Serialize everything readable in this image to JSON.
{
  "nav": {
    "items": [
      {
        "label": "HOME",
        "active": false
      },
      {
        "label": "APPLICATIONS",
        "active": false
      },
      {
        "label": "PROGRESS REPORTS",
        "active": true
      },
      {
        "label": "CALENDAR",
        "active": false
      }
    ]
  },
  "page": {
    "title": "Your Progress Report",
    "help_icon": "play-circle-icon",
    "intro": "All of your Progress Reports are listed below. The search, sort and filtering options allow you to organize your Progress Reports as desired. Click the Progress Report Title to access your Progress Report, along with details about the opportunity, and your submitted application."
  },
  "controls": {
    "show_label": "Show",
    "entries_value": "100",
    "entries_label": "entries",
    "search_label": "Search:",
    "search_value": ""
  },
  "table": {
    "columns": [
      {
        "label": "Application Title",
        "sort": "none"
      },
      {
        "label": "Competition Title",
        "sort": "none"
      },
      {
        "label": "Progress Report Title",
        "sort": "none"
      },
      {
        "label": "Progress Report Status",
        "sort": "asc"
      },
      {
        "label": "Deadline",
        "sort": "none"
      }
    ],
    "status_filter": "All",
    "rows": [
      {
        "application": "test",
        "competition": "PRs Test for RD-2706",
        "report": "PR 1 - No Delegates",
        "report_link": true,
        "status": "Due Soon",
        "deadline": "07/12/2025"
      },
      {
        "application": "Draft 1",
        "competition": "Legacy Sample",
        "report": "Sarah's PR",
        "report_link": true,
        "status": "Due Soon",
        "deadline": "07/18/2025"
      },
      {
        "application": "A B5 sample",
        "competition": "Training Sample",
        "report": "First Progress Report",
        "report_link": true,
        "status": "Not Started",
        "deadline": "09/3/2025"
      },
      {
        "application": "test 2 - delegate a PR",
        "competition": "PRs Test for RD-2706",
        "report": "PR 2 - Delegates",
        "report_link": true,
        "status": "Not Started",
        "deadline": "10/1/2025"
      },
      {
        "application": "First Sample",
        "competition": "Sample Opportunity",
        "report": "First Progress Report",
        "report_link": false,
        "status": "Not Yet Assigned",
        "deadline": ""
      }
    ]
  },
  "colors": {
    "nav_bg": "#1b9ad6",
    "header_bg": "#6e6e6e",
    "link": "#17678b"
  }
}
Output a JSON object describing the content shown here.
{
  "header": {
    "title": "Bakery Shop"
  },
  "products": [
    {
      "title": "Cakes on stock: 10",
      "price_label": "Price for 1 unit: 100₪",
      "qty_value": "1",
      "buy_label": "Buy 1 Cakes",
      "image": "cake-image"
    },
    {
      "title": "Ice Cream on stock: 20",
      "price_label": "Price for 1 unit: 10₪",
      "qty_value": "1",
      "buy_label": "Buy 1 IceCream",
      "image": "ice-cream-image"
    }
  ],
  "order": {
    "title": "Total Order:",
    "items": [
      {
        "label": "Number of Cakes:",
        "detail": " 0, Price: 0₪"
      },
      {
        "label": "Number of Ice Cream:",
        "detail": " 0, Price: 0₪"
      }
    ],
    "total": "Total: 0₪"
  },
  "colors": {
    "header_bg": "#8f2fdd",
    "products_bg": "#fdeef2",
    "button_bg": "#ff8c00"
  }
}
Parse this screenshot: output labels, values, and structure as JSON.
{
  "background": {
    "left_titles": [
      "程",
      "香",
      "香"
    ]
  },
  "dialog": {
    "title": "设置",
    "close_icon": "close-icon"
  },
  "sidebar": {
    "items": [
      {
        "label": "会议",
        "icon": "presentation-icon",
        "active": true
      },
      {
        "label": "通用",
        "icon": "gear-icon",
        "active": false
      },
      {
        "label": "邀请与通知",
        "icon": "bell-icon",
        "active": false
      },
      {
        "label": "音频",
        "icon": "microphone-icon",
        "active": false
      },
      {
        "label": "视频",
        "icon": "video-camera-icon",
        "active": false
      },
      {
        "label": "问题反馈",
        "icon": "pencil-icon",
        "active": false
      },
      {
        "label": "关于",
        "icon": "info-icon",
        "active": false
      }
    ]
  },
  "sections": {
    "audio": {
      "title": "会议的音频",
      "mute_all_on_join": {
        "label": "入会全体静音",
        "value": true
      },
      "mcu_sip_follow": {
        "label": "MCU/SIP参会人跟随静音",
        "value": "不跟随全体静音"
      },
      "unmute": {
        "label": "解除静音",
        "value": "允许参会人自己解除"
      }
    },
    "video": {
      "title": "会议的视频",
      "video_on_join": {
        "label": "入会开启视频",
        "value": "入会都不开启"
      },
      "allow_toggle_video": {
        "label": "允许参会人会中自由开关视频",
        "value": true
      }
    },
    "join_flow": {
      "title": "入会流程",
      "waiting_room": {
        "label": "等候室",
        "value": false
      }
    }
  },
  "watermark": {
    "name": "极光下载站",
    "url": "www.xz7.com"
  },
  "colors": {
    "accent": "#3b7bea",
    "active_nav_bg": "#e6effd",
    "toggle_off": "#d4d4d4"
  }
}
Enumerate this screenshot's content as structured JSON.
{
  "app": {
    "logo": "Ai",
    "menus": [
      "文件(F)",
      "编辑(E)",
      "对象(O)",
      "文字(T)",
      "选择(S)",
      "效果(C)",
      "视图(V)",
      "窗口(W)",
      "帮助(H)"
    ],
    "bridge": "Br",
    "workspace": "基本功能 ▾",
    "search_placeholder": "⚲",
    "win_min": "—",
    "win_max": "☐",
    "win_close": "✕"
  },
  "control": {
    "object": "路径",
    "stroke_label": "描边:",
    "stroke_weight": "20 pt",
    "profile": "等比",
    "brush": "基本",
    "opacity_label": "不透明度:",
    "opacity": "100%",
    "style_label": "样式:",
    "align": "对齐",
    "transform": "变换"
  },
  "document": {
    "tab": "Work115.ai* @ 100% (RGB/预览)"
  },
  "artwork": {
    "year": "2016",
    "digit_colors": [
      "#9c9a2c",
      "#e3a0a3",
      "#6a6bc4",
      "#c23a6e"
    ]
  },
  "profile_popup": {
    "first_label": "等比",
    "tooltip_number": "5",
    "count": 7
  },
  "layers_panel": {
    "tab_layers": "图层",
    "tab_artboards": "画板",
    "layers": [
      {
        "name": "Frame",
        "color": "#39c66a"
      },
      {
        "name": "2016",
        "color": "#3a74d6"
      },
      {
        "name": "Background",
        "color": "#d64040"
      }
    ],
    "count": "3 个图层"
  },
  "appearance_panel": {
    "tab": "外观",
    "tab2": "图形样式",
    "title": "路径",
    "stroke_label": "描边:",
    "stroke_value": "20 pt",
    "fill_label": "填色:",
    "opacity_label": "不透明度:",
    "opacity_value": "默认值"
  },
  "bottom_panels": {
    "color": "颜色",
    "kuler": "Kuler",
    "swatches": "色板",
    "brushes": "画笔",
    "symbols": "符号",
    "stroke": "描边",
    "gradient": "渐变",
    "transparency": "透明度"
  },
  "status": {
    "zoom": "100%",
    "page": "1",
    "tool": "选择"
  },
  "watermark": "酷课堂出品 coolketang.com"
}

***

**YOUR GOAL:**
From the listing above, extract every line exactly as it stands.

**SOLUTION FOR THIS TASK:**
Serialize everything readable in this image to JSON.
{
  "nav": {
    "items": [
      {
        "label": "HOME",
        "active": false
      },
      {
        "label": "APPLICATIONS",
        "active": false
      },
      {
        "label": "PROGRESS REPORTS",
        "active": true
      },
      {
        "label": "CALENDAR",
        "active": false
      }
    ]
  },
  "page": {
    "title": "Your Progress Report",
    "help_icon": "play-circle-icon",
    "intro": "All of your Progress Reports are listed below. The search, sort and filtering options allow you to organize your Progress Reports as desired. Click the Progress Report Title to access your Progress Report, along with details about the opportunity, and your submitted application."
  },
  "controls": {
    "show_label": "Show",
    "entries_value": "100",
    "entries_label": "entries",
    "search_label": "Search:",
    "search_value": ""
  },
  "table": {
    "columns": [
      {
        "label": "Application Title",
        "sort": "none"
      },
      {
        "label": "Competition Title",
        "sort": "none"
      },
      {
        "label": "Progress Report Title",
        "sort": "none"
      },
      {
        "label": "Progress Report Status",
        "sort": "asc"
      },
      {
        "label": "Deadline",
        "sort": "none"
      }
    ],
    "status_filter": "All",
    "rows": [
      {
        "application": "test",
        "competition": "PRs Test for RD-2706",
        "report": "PR 1 - No Delegates",
        "report_link": true,
        "status": "Due Soon",
        "deadline": "07/12/2025"
      },
      {
        "application": "Draft 1",
        "competition": "Legacy Sample",
        "report": "Sarah's PR",
        "report_link": true,
        "status": "Due Soon",
        "deadline": "07/18/2025"
      },
      {
        "application": "A B5 sample",
        "competition": "Training Sample",
        "report": "First Progress Report",
        "report_link": true,
        "status": "Not Started",
        "deadline": "09/3/2025"
      },
      {
        "application": "test 2 - delegate a PR",
        "competition": "PRs Test for RD-2706",
        "report": "PR 2 - Delegates",
        "report_link": true,
        "status": "Not Started",
        "deadline": "10/1/2025"
      },
      {
        "application": "First Sample",
        "competition": "Sample Opportunity",
        "report": "First Progress Report",
        "report_link": false,
        "status": "Not Yet Assigned",
        "deadline": ""
      }
    ]
  },
  "colors": {
    "nav_bg": "#1b9ad6",
    "header_bg": "#6e6e6e",
    "link": "#17678b"
  }
}
Output a JSON object describing the content shown here.
{
  "header": {
    "title": "Bakery Shop"
  },
  "products": [
    {
      "title": "Cakes on stock: 10",
      "price_label": "Price for 1 unit: 100₪",
      "qty_value": "1",
      "buy_label": "Buy 1 Cakes",
      "image": "cake-image"
    },
    {
      "title": "Ice Cream on stock: 20",
      "price_label": "Price for 1 unit: 10₪",
      "qty_value": "1",
      "buy_label": "Buy 1 IceCream",
      "image": "ice-cream-image"
    }
  ],
  "order": {
    "title": "Total Order:",
    "items": [
      {
        "label": "Number of Cakes:",
        "detail": " 0, Price: 0₪"
      },
      {
        "label": "Number of Ice Cream:",
        "detail": " 0, Price: 0₪"
      }
    ],
    "total": "Total: 0₪"
  },
  "colors": {
    "header_bg": "#8f2fdd",
    "products_bg": "#fdeef2",
    "button_bg": "#ff8c00"
  }
}
Parse this screenshot: output labels, values, and structure as JSON.
{
  "background": {
    "left_titles": [
      "程",
      "香",
      "香"
    ]
  },
  "dialog": {
    "title": "设置",
    "close_icon": "close-icon"
  },
  "sidebar": {
    "items": [
      {
        "label": "会议",
        "icon": "presentation-icon",
        "active": true
      },
      {
        "label": "通用",
        "icon": "gear-icon",
        "active": false
      },
      {
        "label": "邀请与通知",
        "icon": "bell-icon",
        "active": false
      },
      {
        "label": "音频",
        "icon": "microphone-icon",
        "active": false
      },
      {
        "label": "视频",
        "icon": "video-camera-icon",
        "active": false
      },
      {
        "label": "问题反馈",
        "icon": "pencil-icon",
        "active": false
      },
      {
        "label": "关于",
        "icon": "info-icon",
        "active": false
      }
    ]
  },
  "sections": {
    "audio": {
      "title": "会议的音频",
      "mute_all_on_join": {
        "label": "入会全体静音",
        "value": true
      },
      "mcu_sip_follow": {
        "label": "MCU/SIP参会人跟随静音",
        "value": "不跟随全体静音"
      },
      "unmute": {
        "label": "解除静音",
        "value": "允许参会人自己解除"
      }
    },
    "video": {
      "title": "会议的视频",
      "video_on_join": {
        "label": "入会开启视频",
        "value": "入会都不开启"
      },
      "allow_toggle_video": {
        "label": "允许参会人会中自由开关视频",
        "value": true
      }
    },
    "join_flow": {
      "title": "入会流程",
      "waiting_room": {
        "label": "等候室",
        "value": false
      }
    }
  },
  "watermark": {
    "name": "极光下载站",
    "url": "www.xz7.com"
  },
  "colors": {
    "accent": "#3b7bea",
    "active_nav_bg": "#e6effd",
    "toggle_off": "#d4d4d4"
  }
}
Enumerate this screenshot's content as structured JSON.
{
  "app": {
    "logo": "Ai",
    "menus": [
      "文件(F)",
      "编辑(E)",
      "对象(O)",
      "文字(T)",
      "选择(S)",
      "效果(C)",
      "视图(V)",
      "窗口(W)",
      "帮助(H)"
    ],
    "bridge": "Br",
    "workspace": "基本功能 ▾",
    "search_placeholder": "⚲",
    "win_min": "—",
    "win_max": "☐",
    "win_close": "✕"
  },
  "control": {
    "object": "路径",
    "stroke_label": "描边:",
    "stroke_weight": "20 pt",
    "profile": "等比",
    "brush": "基本",
    "opacity_label": "不透明度:",
    "opacity": "100%",
    "style_label": "样式:",
    "align": "对齐",
    "transform": "变换"
  },
  "document": {
    "tab": "Work115.ai* @ 100% (RGB/预览)"
  },
  "artwork": {
    "year": "2016",
    "digit_colors": [
      "#9c9a2c",
      "#e3a0a3",
      "#6a6bc4",
      "#c23a6e"
    ]
  },
  "profile_popup": {
    "first_label": "等比",
    "tooltip_number": "5",
    "count": 7
  },
  "layers_panel": {
    "tab_layers": "图层",
    "tab_artboards": "画板",
    "layers": [
      {
        "name": "Frame",
        "color": "#39c66a"
      },
      {
        "name": "2016",
        "color": "#3a74d6"
      },
      {
        "name": "Background",
        "color": "#d64040"
      }
    ],
    "count": "3 个图层"
  },
  "appearance_panel": {
    "tab": "外观",
    "tab2": "图形样式",
    "title": "路径",
    "stroke_label": "描边:",
    "stroke_value": "20 pt",
    "fill_label": "填色:",
    "opacity_label": "不透明度:",
    "opacity_value": "默认值"
  },
  "bottom_panels": {
    "color": "颜色",
    "kuler": "Kuler",
    "swatches": "色板",
    "brushes": "画笔",
    "symbols": "符号",
    "stroke": "描边",
    "gradient": "渐变",
    "transparency": "透明度"
  },
  "status": {
    "zoom": "100%",
    "page": "1",
    "tool": "选择"
  },
  "watermark": "酷课堂出品 coolketang.com"
}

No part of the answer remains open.